Dataset excerpt
■ ■ ■ ■ ■

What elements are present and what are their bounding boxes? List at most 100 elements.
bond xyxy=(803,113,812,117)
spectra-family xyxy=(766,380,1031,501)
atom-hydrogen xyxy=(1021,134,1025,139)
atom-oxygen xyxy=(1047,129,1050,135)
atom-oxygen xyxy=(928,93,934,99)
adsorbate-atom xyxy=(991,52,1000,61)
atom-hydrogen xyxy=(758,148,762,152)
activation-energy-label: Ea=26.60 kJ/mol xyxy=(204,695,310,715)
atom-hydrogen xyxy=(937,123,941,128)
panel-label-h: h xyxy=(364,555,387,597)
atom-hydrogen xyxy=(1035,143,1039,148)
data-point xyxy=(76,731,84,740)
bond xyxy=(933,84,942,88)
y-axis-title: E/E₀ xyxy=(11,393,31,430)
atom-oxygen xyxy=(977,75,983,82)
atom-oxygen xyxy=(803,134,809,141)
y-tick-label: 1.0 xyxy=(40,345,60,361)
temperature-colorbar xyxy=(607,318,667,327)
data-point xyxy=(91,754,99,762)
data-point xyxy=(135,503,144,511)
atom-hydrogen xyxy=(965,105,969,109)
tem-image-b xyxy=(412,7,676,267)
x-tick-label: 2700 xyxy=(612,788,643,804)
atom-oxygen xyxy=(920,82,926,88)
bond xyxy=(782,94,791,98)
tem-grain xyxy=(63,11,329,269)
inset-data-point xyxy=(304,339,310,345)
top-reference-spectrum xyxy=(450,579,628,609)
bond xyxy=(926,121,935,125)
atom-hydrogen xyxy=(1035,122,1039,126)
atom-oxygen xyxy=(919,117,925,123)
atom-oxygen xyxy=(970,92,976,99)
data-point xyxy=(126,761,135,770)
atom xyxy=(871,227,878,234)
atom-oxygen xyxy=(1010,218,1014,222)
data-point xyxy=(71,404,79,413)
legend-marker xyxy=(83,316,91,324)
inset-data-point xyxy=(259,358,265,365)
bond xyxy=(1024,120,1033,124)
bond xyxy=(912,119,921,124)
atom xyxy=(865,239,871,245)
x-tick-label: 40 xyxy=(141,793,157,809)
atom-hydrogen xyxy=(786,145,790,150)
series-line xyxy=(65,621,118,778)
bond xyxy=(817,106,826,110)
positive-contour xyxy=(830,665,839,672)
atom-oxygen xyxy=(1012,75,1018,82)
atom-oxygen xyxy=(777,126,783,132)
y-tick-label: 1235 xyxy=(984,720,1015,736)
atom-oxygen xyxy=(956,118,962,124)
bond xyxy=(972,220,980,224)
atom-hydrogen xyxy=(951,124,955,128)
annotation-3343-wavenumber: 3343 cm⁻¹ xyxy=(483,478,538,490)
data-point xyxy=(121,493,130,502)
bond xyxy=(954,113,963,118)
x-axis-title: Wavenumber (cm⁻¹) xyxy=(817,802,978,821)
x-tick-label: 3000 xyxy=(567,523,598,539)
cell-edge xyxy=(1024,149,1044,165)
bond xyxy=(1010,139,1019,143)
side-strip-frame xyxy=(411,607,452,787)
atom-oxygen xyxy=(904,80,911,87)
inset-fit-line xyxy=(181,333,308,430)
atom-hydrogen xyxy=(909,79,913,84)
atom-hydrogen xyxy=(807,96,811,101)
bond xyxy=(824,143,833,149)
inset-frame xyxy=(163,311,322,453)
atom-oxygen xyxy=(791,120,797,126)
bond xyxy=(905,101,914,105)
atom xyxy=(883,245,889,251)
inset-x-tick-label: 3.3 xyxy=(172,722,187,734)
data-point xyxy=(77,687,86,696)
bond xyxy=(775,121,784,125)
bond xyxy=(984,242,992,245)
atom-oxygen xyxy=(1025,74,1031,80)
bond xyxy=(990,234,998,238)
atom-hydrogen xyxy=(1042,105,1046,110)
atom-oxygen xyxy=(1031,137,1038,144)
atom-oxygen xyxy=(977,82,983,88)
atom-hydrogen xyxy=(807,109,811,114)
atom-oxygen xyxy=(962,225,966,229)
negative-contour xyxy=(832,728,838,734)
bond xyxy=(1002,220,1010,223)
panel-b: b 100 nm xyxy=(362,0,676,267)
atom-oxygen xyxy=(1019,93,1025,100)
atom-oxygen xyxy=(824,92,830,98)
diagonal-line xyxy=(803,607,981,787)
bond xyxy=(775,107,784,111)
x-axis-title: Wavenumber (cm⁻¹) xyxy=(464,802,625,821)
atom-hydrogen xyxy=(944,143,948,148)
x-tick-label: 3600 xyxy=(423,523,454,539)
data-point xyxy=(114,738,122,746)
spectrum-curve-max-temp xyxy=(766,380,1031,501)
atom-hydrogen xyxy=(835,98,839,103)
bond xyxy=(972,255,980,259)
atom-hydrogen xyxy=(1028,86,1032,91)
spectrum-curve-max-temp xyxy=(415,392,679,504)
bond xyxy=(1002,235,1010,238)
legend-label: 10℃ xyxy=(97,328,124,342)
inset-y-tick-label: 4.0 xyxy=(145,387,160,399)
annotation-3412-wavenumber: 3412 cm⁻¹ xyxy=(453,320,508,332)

■ ■ ■ ■ ■

- [Written task]: Copy out every row above word for word, leaving each line unchanged.

- [Result]:
What elements are present and what are their bounding boxes? List at most 100 elements.
bond xyxy=(803,113,812,117)
spectra-family xyxy=(766,380,1031,501)
atom-hydrogen xyxy=(1021,134,1025,139)
atom-oxygen xyxy=(1047,129,1050,135)
atom-oxygen xyxy=(928,93,934,99)
adsorbate-atom xyxy=(991,52,1000,61)
atom-hydrogen xyxy=(758,148,762,152)
activation-energy-label: Ea=26.60 kJ/mol xyxy=(204,695,310,715)
atom-hydrogen xyxy=(937,123,941,128)
panel-label-h: h xyxy=(364,555,387,597)
atom-hydrogen xyxy=(1035,143,1039,148)
data-point xyxy=(76,731,84,740)
bond xyxy=(933,84,942,88)
y-axis-title: E/E₀ xyxy=(11,393,31,430)
atom-oxygen xyxy=(977,75,983,82)
atom-oxygen xyxy=(803,134,809,141)
y-tick-label: 1.0 xyxy=(40,345,60,361)
temperature-colorbar xyxy=(607,318,667,327)
data-point xyxy=(91,754,99,762)
data-point xyxy=(135,503,144,511)
atom-hydrogen xyxy=(965,105,969,109)
tem-image-b xyxy=(412,7,676,267)
x-tick-label: 2700 xyxy=(612,788,643,804)
atom-oxygen xyxy=(920,82,926,88)
bond xyxy=(782,94,791,98)
tem-grain xyxy=(63,11,329,269)
inset-data-point xyxy=(304,339,310,345)
top-reference-spectrum xyxy=(450,579,628,609)
bond xyxy=(926,121,935,125)
atom-hydrogen xyxy=(1035,122,1039,126)
atom-oxygen xyxy=(919,117,925,123)
atom-oxygen xyxy=(970,92,976,99)
data-point xyxy=(126,761,135,770)
atom xyxy=(871,227,878,234)
atom-oxygen xyxy=(1010,218,1014,222)
data-point xyxy=(71,404,79,413)
legend-marker xyxy=(83,316,91,324)
inset-data-point xyxy=(259,358,265,365)
bond xyxy=(1024,120,1033,124)
bond xyxy=(912,119,921,124)
atom xyxy=(865,239,871,245)
x-tick-label: 40 xyxy=(141,793,157,809)
atom-hydrogen xyxy=(786,145,790,150)
series-line xyxy=(65,621,118,778)
bond xyxy=(817,106,826,110)
positive-contour xyxy=(830,665,839,672)
atom-oxygen xyxy=(1012,75,1018,82)
atom-oxygen xyxy=(777,126,783,132)
y-tick-label: 1235 xyxy=(984,720,1015,736)
atom-oxygen xyxy=(956,118,962,124)
bond xyxy=(972,220,980,224)
atom-hydrogen xyxy=(951,124,955,128)
annotation-3343-wavenumber: 3343 cm⁻¹ xyxy=(483,478,538,490)
data-point xyxy=(121,493,130,502)
bond xyxy=(954,113,963,118)
x-axis-title: Wavenumber (cm⁻¹) xyxy=(817,802,978,821)
x-tick-label: 3000 xyxy=(567,523,598,539)
cell-edge xyxy=(1024,149,1044,165)
bond xyxy=(1010,139,1019,143)
side-strip-frame xyxy=(411,607,452,787)
atom-oxygen xyxy=(904,80,911,87)
inset-fit-line xyxy=(181,333,308,430)
atom-hydrogen xyxy=(909,79,913,84)
atom-hydrogen xyxy=(807,96,811,101)
bond xyxy=(824,143,833,149)
inset-frame xyxy=(163,311,322,453)
atom-oxygen xyxy=(791,120,797,126)
bond xyxy=(905,101,914,105)
atom xyxy=(883,245,889,251)
inset-x-tick-label: 3.3 xyxy=(172,722,187,734)
data-point xyxy=(77,687,86,696)
bond xyxy=(775,121,784,125)
bond xyxy=(984,242,992,245)
atom-oxygen xyxy=(1025,74,1031,80)
bond xyxy=(990,234,998,238)
atom-hydrogen xyxy=(1042,105,1046,110)
atom-oxygen xyxy=(1031,137,1038,144)
atom-oxygen xyxy=(977,82,983,88)
atom-hydrogen xyxy=(807,109,811,114)
atom-oxygen xyxy=(962,225,966,229)
negative-contour xyxy=(832,728,838,734)
bond xyxy=(1002,220,1010,223)
panel-b: b 100 nm xyxy=(362,0,676,267)
atom-oxygen xyxy=(1019,93,1025,100)
atom-oxygen xyxy=(824,92,830,98)
diagonal-line xyxy=(803,607,981,787)
bond xyxy=(775,107,784,111)
x-axis-title: Wavenumber (cm⁻¹) xyxy=(464,802,625,821)
atom-hydrogen xyxy=(944,143,948,148)
x-tick-label: 3600 xyxy=(423,523,454,539)
data-point xyxy=(114,738,122,746)
spectrum-curve-max-temp xyxy=(766,380,1031,501)
atom-hydrogen xyxy=(835,98,839,103)
bond xyxy=(972,255,980,259)
atom-hydrogen xyxy=(1028,86,1032,91)
spectrum-curve-max-temp xyxy=(415,392,679,504)
bond xyxy=(1002,235,1010,238)
legend-label: 10℃ xyxy=(97,328,124,342)
inset-y-tick-label: 4.0 xyxy=(145,387,160,399)
annotation-3412-wavenumber: 3412 cm⁻¹ xyxy=(453,320,508,332)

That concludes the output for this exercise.